Short task
Wherever the string "CryptoQuant" occurs in a line of these records, report that line.

— BEGIN Source material —

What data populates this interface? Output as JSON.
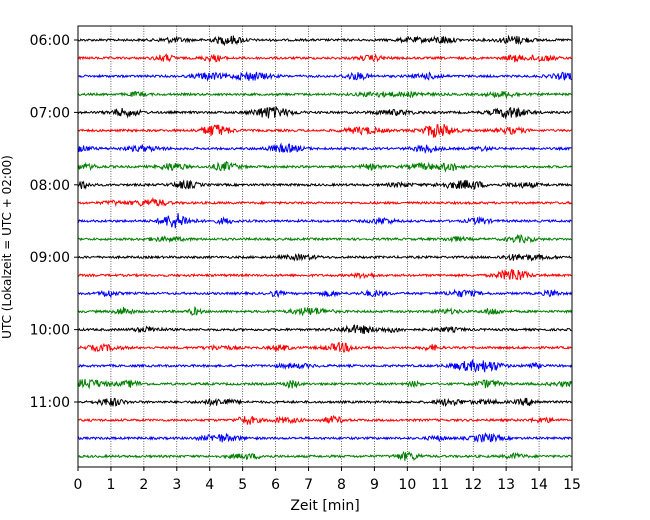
{
  "chart_data": {
    "type": "line",
    "title": "",
    "xlabel": "Zeit  [min]",
    "ylabel": "UTC (Lokalzeit = UTC + 02:00)",
    "xlim": [
      0,
      15
    ],
    "x_ticks": [
      0,
      1,
      2,
      3,
      4,
      5,
      6,
      7,
      8,
      9,
      10,
      11,
      12,
      13,
      14,
      15
    ],
    "y_ticks": [
      "06:00",
      "07:00",
      "08:00",
      "09:00",
      "10:00",
      "11:00"
    ],
    "trace_interval_min": 15,
    "first_trace": "06:00",
    "trace_count": 24,
    "grid_x": true,
    "color_cycle": [
      "#000000",
      "#ff0000",
      "#0000ff",
      "#008000"
    ],
    "series_kind": "seismogram helicorder traces"
  }
}
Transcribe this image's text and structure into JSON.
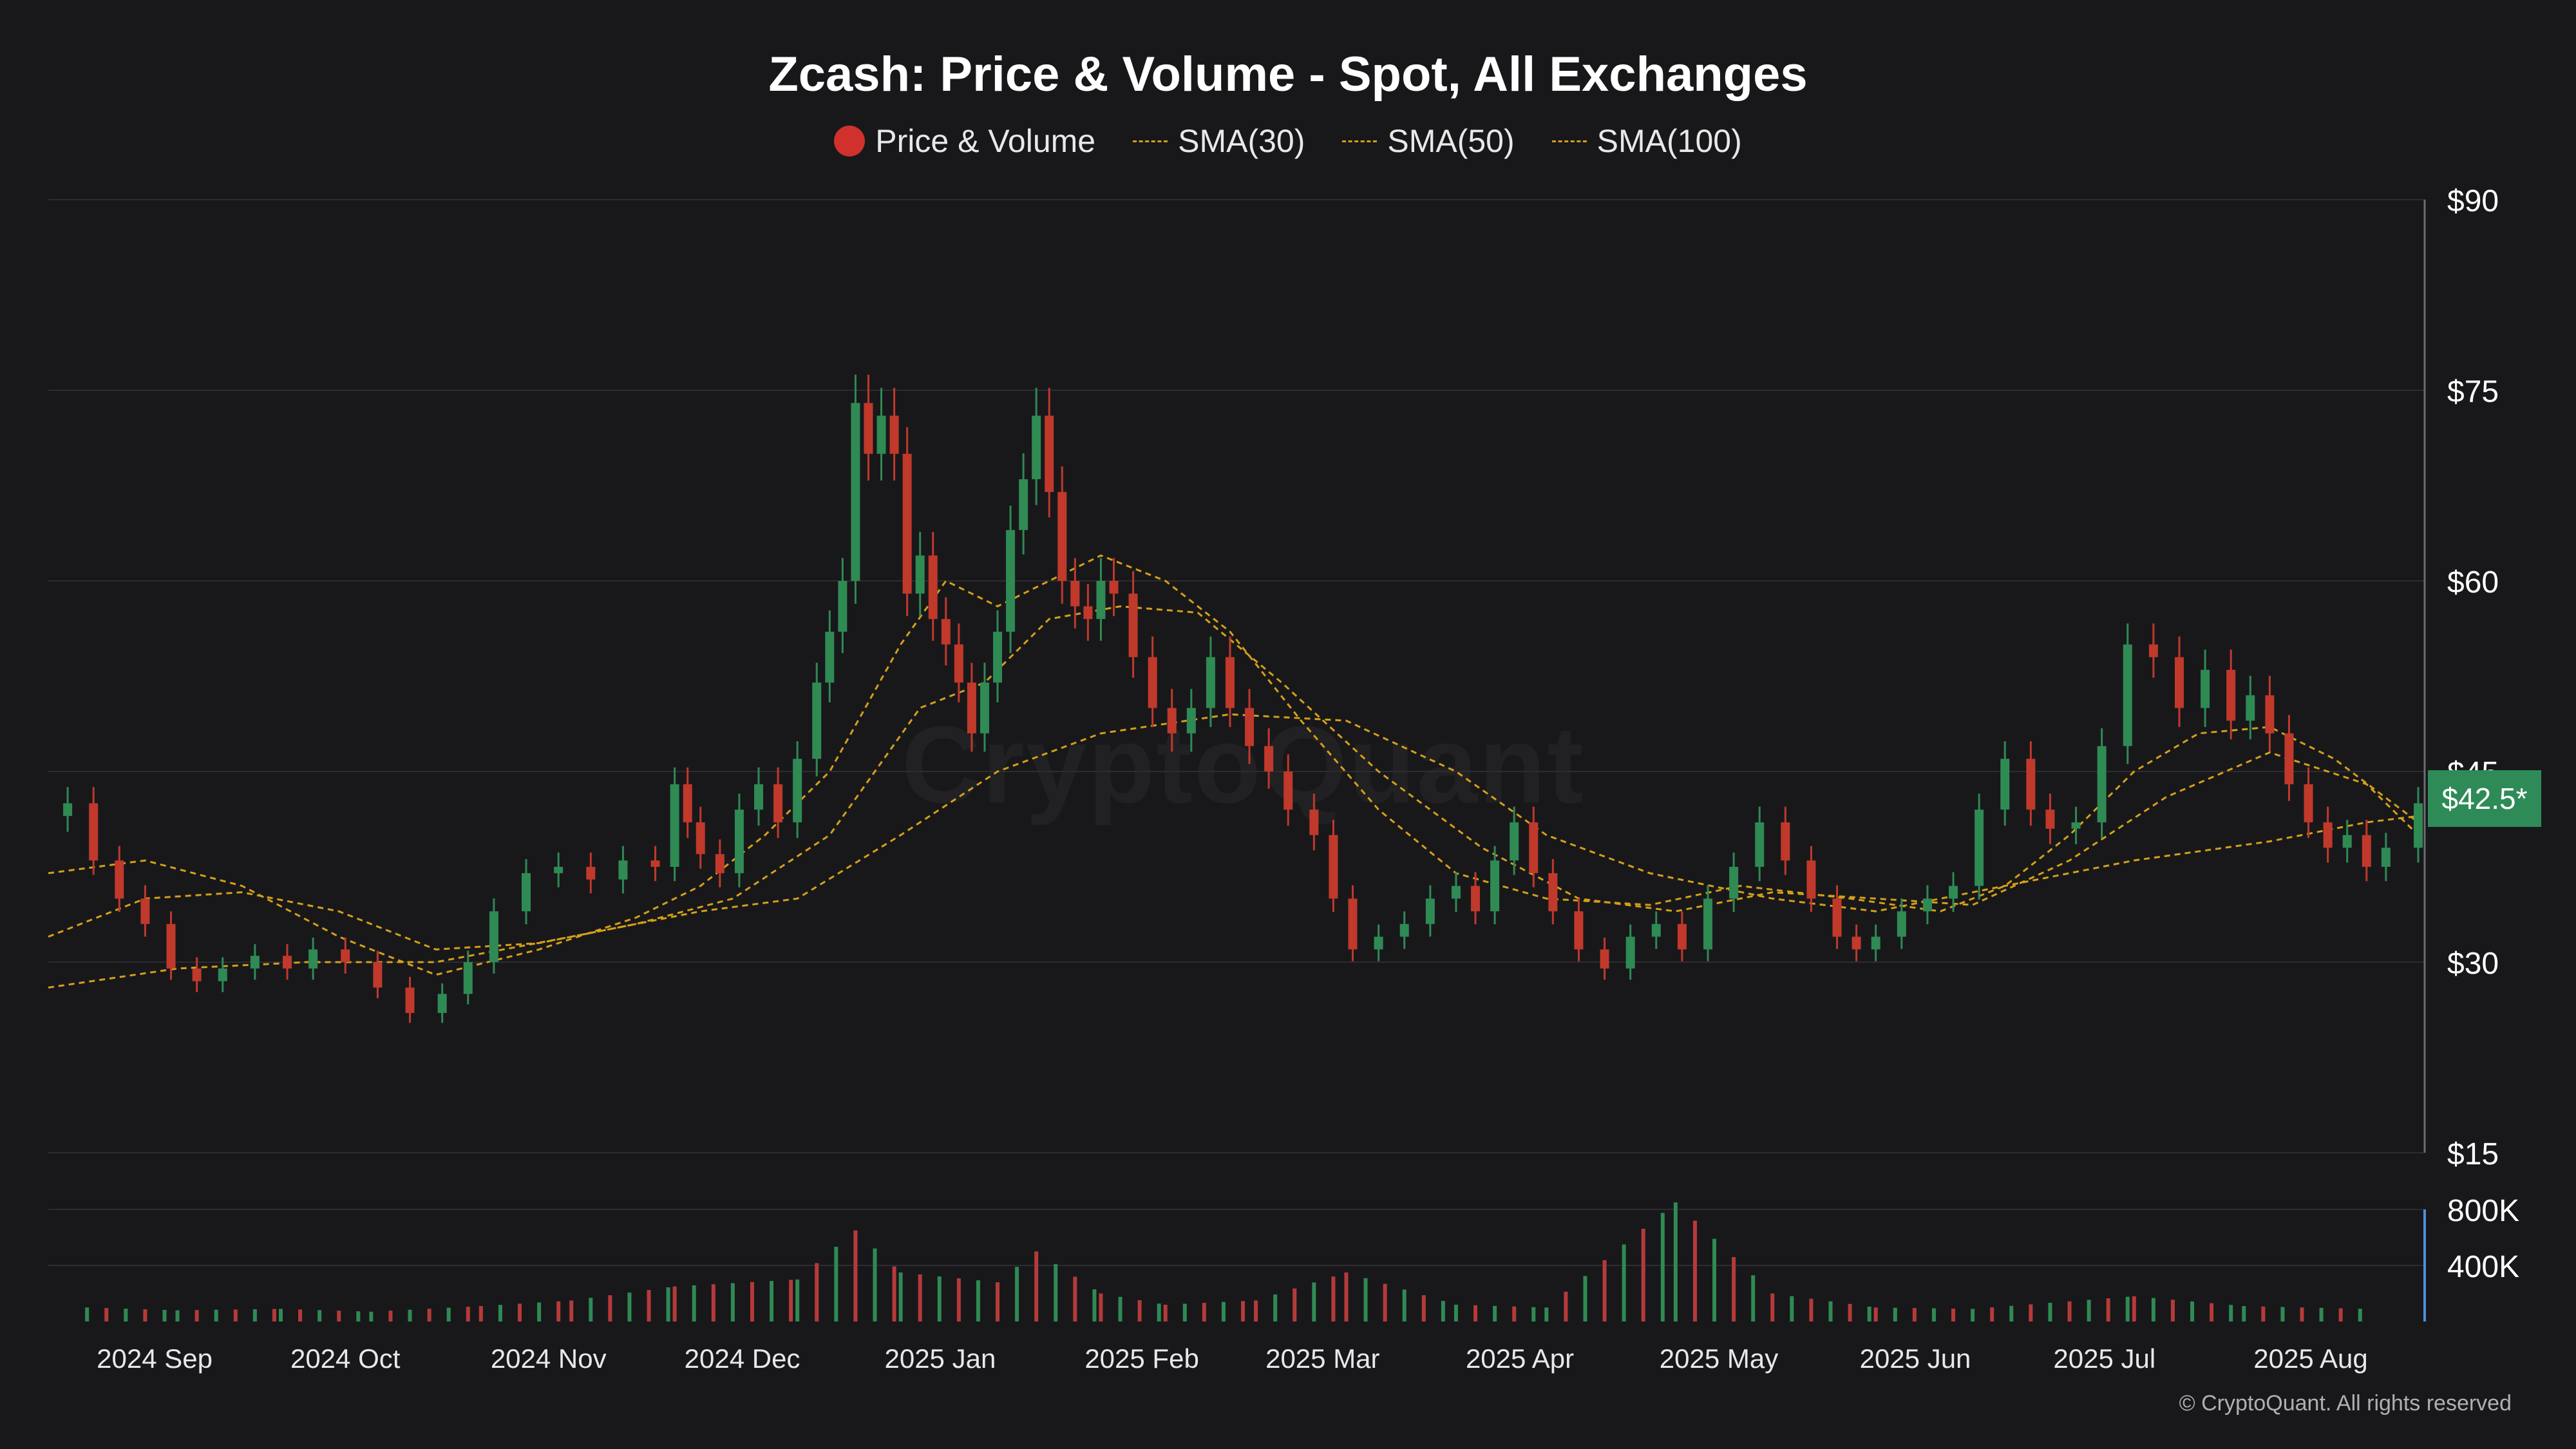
{
  "chart_data": {
    "type": "candlestick",
    "title": "Zcash: Price & Volume - Spot, All Exchanges",
    "legend": [
      {
        "name": "Price & Volume",
        "marker": "dot",
        "color": "#d0312d"
      },
      {
        "name": "SMA(30)",
        "marker": "dashed-line",
        "color": "#d4a017"
      },
      {
        "name": "SMA(50)",
        "marker": "dashed-line",
        "color": "#d4a017"
      },
      {
        "name": "SMA(100)",
        "marker": "dashed-line",
        "color": "#d4a017"
      }
    ],
    "legend_position": "top-center",
    "price_axis": {
      "position": "right",
      "ticks": [
        "$90",
        "$75",
        "$60",
        "$45",
        "$30",
        "$15"
      ],
      "range": [
        15,
        90
      ]
    },
    "volume_axis": {
      "position": "right",
      "ticks": [
        "800K",
        "400K"
      ],
      "range": [
        0,
        800000
      ]
    },
    "x_axis": {
      "range": [
        "2024-08-26",
        "2025-08-28"
      ],
      "ticks": [
        {
          "label": "2024 Sep",
          "date": "2024-09-01"
        },
        {
          "label": "2024 Oct",
          "date": "2024-10-01"
        },
        {
          "label": "2024 Nov",
          "date": "2024-11-01"
        },
        {
          "label": "2024 Dec",
          "date": "2024-12-01"
        },
        {
          "label": "2025 Jan",
          "date": "2025-01-01"
        },
        {
          "label": "2025 Feb",
          "date": "2025-02-01"
        },
        {
          "label": "2025 Mar",
          "date": "2025-03-01"
        },
        {
          "label": "2025 Apr",
          "date": "2025-04-01"
        },
        {
          "label": "2025 May",
          "date": "2025-05-01"
        },
        {
          "label": "2025 Jun",
          "date": "2025-06-01"
        },
        {
          "label": "2025 Jul",
          "date": "2025-07-01"
        },
        {
          "label": "2025 Aug",
          "date": "2025-08-01"
        }
      ]
    },
    "grid": true,
    "current_price_label": "$42.5*",
    "price_series": {
      "name": "Price & Volume",
      "points": [
        [
          "2024-08-26",
          41.5
        ],
        [
          "2024-08-29",
          42.5
        ],
        [
          "2024-09-02",
          38
        ],
        [
          "2024-09-06",
          35
        ],
        [
          "2024-09-10",
          33
        ],
        [
          "2024-09-14",
          29.5
        ],
        [
          "2024-09-18",
          28.5
        ],
        [
          "2024-09-22",
          29.5
        ],
        [
          "2024-09-27",
          30.5
        ],
        [
          "2024-10-02",
          29.5
        ],
        [
          "2024-10-06",
          31
        ],
        [
          "2024-10-11",
          30
        ],
        [
          "2024-10-16",
          28
        ],
        [
          "2024-10-21",
          26
        ],
        [
          "2024-10-26",
          27.5
        ],
        [
          "2024-10-30",
          30
        ],
        [
          "2024-11-03",
          34
        ],
        [
          "2024-11-08",
          37
        ],
        [
          "2024-11-13",
          37.5
        ],
        [
          "2024-11-18",
          36.5
        ],
        [
          "2024-11-23",
          38
        ],
        [
          "2024-11-28",
          37.5
        ],
        [
          "2024-12-01",
          44
        ],
        [
          "2024-12-03",
          41
        ],
        [
          "2024-12-05",
          38.5
        ],
        [
          "2024-12-08",
          37
        ],
        [
          "2024-12-11",
          42
        ],
        [
          "2024-12-14",
          44
        ],
        [
          "2024-12-17",
          41
        ],
        [
          "2024-12-20",
          46
        ],
        [
          "2024-12-23",
          52
        ],
        [
          "2024-12-25",
          56
        ],
        [
          "2024-12-27",
          60
        ],
        [
          "2024-12-29",
          74
        ],
        [
          "2024-12-31",
          70
        ],
        [
          "2025-01-02",
          73
        ],
        [
          "2025-01-04",
          70
        ],
        [
          "2025-01-06",
          59
        ],
        [
          "2025-01-08",
          62
        ],
        [
          "2025-01-10",
          57
        ],
        [
          "2025-01-12",
          55
        ],
        [
          "2025-01-14",
          52
        ],
        [
          "2025-01-16",
          48
        ],
        [
          "2025-01-18",
          52
        ],
        [
          "2025-01-20",
          56
        ],
        [
          "2025-01-22",
          64
        ],
        [
          "2025-01-24",
          68
        ],
        [
          "2025-01-26",
          73
        ],
        [
          "2025-01-28",
          67
        ],
        [
          "2025-01-30",
          60
        ],
        [
          "2025-02-01",
          58
        ],
        [
          "2025-02-03",
          57
        ],
        [
          "2025-02-05",
          60
        ],
        [
          "2025-02-07",
          59
        ],
        [
          "2025-02-10",
          54
        ],
        [
          "2025-02-13",
          50
        ],
        [
          "2025-02-16",
          48
        ],
        [
          "2025-02-19",
          50
        ],
        [
          "2025-02-22",
          54
        ],
        [
          "2025-02-25",
          50
        ],
        [
          "2025-02-28",
          47
        ],
        [
          "2025-03-03",
          45
        ],
        [
          "2025-03-06",
          42
        ],
        [
          "2025-03-10",
          40
        ],
        [
          "2025-03-13",
          35
        ],
        [
          "2025-03-16",
          31
        ],
        [
          "2025-03-20",
          32
        ],
        [
          "2025-03-24",
          33
        ],
        [
          "2025-03-28",
          35
        ],
        [
          "2025-04-01",
          36
        ],
        [
          "2025-04-04",
          34
        ],
        [
          "2025-04-07",
          38
        ],
        [
          "2025-04-10",
          41
        ],
        [
          "2025-04-13",
          37
        ],
        [
          "2025-04-16",
          34
        ],
        [
          "2025-04-20",
          31
        ],
        [
          "2025-04-24",
          29.5
        ],
        [
          "2025-04-28",
          32
        ],
        [
          "2025-05-02",
          33
        ],
        [
          "2025-05-06",
          31
        ],
        [
          "2025-05-10",
          35
        ],
        [
          "2025-05-14",
          37.5
        ],
        [
          "2025-05-18",
          41
        ],
        [
          "2025-05-22",
          38
        ],
        [
          "2025-05-26",
          35
        ],
        [
          "2025-05-30",
          32
        ],
        [
          "2025-06-02",
          31
        ],
        [
          "2025-06-05",
          32
        ],
        [
          "2025-06-09",
          34
        ],
        [
          "2025-06-13",
          35
        ],
        [
          "2025-06-17",
          36
        ],
        [
          "2025-06-21",
          42
        ],
        [
          "2025-06-25",
          46
        ],
        [
          "2025-06-29",
          42
        ],
        [
          "2025-07-02",
          40.5
        ],
        [
          "2025-07-06",
          41
        ],
        [
          "2025-07-10",
          47
        ],
        [
          "2025-07-14",
          55
        ],
        [
          "2025-07-18",
          54
        ],
        [
          "2025-07-22",
          50
        ],
        [
          "2025-07-26",
          53
        ],
        [
          "2025-07-30",
          49
        ],
        [
          "2025-08-02",
          51
        ],
        [
          "2025-08-05",
          48
        ],
        [
          "2025-08-08",
          44
        ],
        [
          "2025-08-11",
          41
        ],
        [
          "2025-08-14",
          39
        ],
        [
          "2025-08-17",
          40
        ],
        [
          "2025-08-20",
          37.5
        ],
        [
          "2025-08-23",
          39
        ],
        [
          "2025-08-28",
          42.5
        ]
      ]
    },
    "sma_series": [
      {
        "name": "SMA(30)",
        "points": [
          [
            "2024-08-26",
            37
          ],
          [
            "2024-09-10",
            38
          ],
          [
            "2024-09-25",
            36
          ],
          [
            "2024-10-10",
            32
          ],
          [
            "2024-10-25",
            29
          ],
          [
            "2024-11-10",
            31
          ],
          [
            "2024-11-25",
            33.5
          ],
          [
            "2024-12-05",
            36
          ],
          [
            "2024-12-15",
            40
          ],
          [
            "2024-12-25",
            45
          ],
          [
            "2025-01-05",
            55
          ],
          [
            "2025-01-12",
            60
          ],
          [
            "2025-01-20",
            58
          ],
          [
            "2025-01-28",
            60
          ],
          [
            "2025-02-05",
            62
          ],
          [
            "2025-02-15",
            60
          ],
          [
            "2025-02-25",
            56
          ],
          [
            "2025-03-08",
            49
          ],
          [
            "2025-03-20",
            42
          ],
          [
            "2025-04-01",
            37
          ],
          [
            "2025-04-15",
            35
          ],
          [
            "2025-05-01",
            34.5
          ],
          [
            "2025-05-15",
            36
          ],
          [
            "2025-06-01",
            35
          ],
          [
            "2025-06-15",
            34
          ],
          [
            "2025-06-25",
            36
          ],
          [
            "2025-07-05",
            40
          ],
          [
            "2025-07-15",
            45
          ],
          [
            "2025-07-25",
            48
          ],
          [
            "2025-08-05",
            48.5
          ],
          [
            "2025-08-15",
            46
          ],
          [
            "2025-08-28",
            41
          ]
        ]
      },
      {
        "name": "SMA(50)",
        "points": [
          [
            "2024-08-26",
            32
          ],
          [
            "2024-09-10",
            35
          ],
          [
            "2024-09-25",
            35.5
          ],
          [
            "2024-10-10",
            34
          ],
          [
            "2024-10-25",
            31
          ],
          [
            "2024-11-10",
            31.5
          ],
          [
            "2024-11-25",
            33
          ],
          [
            "2024-12-10",
            35
          ],
          [
            "2024-12-25",
            40
          ],
          [
            "2025-01-08",
            50
          ],
          [
            "2025-01-18",
            52
          ],
          [
            "2025-01-28",
            57
          ],
          [
            "2025-02-08",
            58
          ],
          [
            "2025-02-20",
            57.5
          ],
          [
            "2025-03-05",
            52
          ],
          [
            "2025-03-20",
            45
          ],
          [
            "2025-04-05",
            39
          ],
          [
            "2025-04-20",
            35
          ],
          [
            "2025-05-05",
            34
          ],
          [
            "2025-05-20",
            35.5
          ],
          [
            "2025-06-05",
            35
          ],
          [
            "2025-06-20",
            34.5
          ],
          [
            "2025-07-05",
            38
          ],
          [
            "2025-07-20",
            43
          ],
          [
            "2025-08-05",
            46.5
          ],
          [
            "2025-08-20",
            44
          ],
          [
            "2025-08-28",
            40
          ]
        ]
      },
      {
        "name": "SMA(100)",
        "points": [
          [
            "2024-08-26",
            28
          ],
          [
            "2024-09-15",
            29.5
          ],
          [
            "2024-10-05",
            30
          ],
          [
            "2024-10-25",
            30
          ],
          [
            "2024-11-15",
            32
          ],
          [
            "2024-12-05",
            34
          ],
          [
            "2024-12-20",
            35
          ],
          [
            "2025-01-05",
            40
          ],
          [
            "2025-01-20",
            45
          ],
          [
            "2025-02-05",
            48
          ],
          [
            "2025-02-25",
            49.5
          ],
          [
            "2025-03-15",
            49
          ],
          [
            "2025-04-01",
            45
          ],
          [
            "2025-04-15",
            40
          ],
          [
            "2025-05-01",
            37
          ],
          [
            "2025-05-20",
            35
          ],
          [
            "2025-06-05",
            34
          ],
          [
            "2025-06-25",
            36
          ],
          [
            "2025-07-15",
            38
          ],
          [
            "2025-08-05",
            39.5
          ],
          [
            "2025-08-20",
            41
          ],
          [
            "2025-08-28",
            41.5
          ]
        ]
      }
    ],
    "volume_series": {
      "name": "Volume",
      "unit": "K",
      "points": [
        [
          "2024-09-01",
          100
        ],
        [
          "2024-09-15",
          80
        ],
        [
          "2024-10-01",
          90
        ],
        [
          "2024-10-15",
          70
        ],
        [
          "2024-11-01",
          110
        ],
        [
          "2024-11-15",
          150
        ],
        [
          "2024-12-01",
          250
        ],
        [
          "2024-12-20",
          300
        ],
        [
          "2024-12-29",
          650
        ],
        [
          "2025-01-05",
          350
        ],
        [
          "2025-01-20",
          280
        ],
        [
          "2025-01-26",
          500
        ],
        [
          "2025-02-05",
          200
        ],
        [
          "2025-02-15",
          120
        ],
        [
          "2025-03-01",
          150
        ],
        [
          "2025-03-15",
          350
        ],
        [
          "2025-04-01",
          120
        ],
        [
          "2025-04-15",
          100
        ],
        [
          "2025-05-05",
          850
        ],
        [
          "2025-05-20",
          200
        ],
        [
          "2025-06-05",
          100
        ],
        [
          "2025-06-20",
          90
        ],
        [
          "2025-07-15",
          180
        ],
        [
          "2025-08-01",
          110
        ],
        [
          "2025-08-20",
          90
        ]
      ]
    }
  },
  "watermark": "CryptoQuant",
  "copyright": "© CryptoQuant. All rights reserved"
}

— END Source material —

Solution
  "watermark": "CryptoQuant",
  "copyright": "© CryptoQuant. All rights reserved"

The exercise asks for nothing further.